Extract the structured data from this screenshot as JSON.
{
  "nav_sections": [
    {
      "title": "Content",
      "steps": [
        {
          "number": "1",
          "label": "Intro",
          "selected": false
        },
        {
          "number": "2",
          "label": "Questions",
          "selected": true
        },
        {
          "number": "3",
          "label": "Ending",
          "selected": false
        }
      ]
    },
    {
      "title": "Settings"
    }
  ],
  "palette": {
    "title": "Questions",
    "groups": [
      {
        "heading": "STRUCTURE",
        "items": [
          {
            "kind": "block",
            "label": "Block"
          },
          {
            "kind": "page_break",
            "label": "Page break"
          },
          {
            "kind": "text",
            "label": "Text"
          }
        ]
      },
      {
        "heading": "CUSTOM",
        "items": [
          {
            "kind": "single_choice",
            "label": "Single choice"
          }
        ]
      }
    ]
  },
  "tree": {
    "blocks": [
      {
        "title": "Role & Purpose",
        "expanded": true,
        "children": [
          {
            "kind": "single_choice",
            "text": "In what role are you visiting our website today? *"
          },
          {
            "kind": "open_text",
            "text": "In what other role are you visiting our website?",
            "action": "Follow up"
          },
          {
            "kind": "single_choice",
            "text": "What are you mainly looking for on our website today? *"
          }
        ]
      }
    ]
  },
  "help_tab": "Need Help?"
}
##########
» **What is expected**:
Reproduce all data above, unchanged.

» **Problem solution**:
Extract the structured data from this screenshot as JSON.
{
  "nav_sections": [
    {
      "title": "Content",
      "steps": [
        {
          "number": "1",
          "label": "Intro",
          "selected": false
        },
        {
          "number": "2",
          "label": "Questions",
          "selected": true
        },
        {
          "number": "3",
          "label": "Ending",
          "selected": false
        }
      ]
    },
    {
      "title": "Settings"
    }
  ],
  "palette": {
    "title": "Questions",
    "groups": [
      {
        "heading": "STRUCTURE",
        "items": [
          {
            "kind": "block",
            "label": "Block"
          },
          {
            "kind": "page_break",
            "label": "Page break"
          },
          {
            "kind": "text",
            "label": "Text"
          }
        ]
      },
      {
        "heading": "CUSTOM",
        "items": [
          {
            "kind": "single_choice",
            "label": "Single choice"
          }
        ]
      }
    ]
  },
  "tree": {
    "blocks": [
      {
        "title": "Role & Purpose",
        "expanded": true,
        "children": [
          {
            "kind": "single_choice",
            "text": "In what role are you visiting our website today? *"
          },
          {
            "kind": "open_text",
            "text": "In what other role are you visiting our website?",
            "action": "Follow up"
          },
          {
            "kind": "single_choice",
            "text": "What are you mainly looking for on our website today? *"
          }
        ]
      }
    ]
  },
  "help_tab": "Need Help?"
}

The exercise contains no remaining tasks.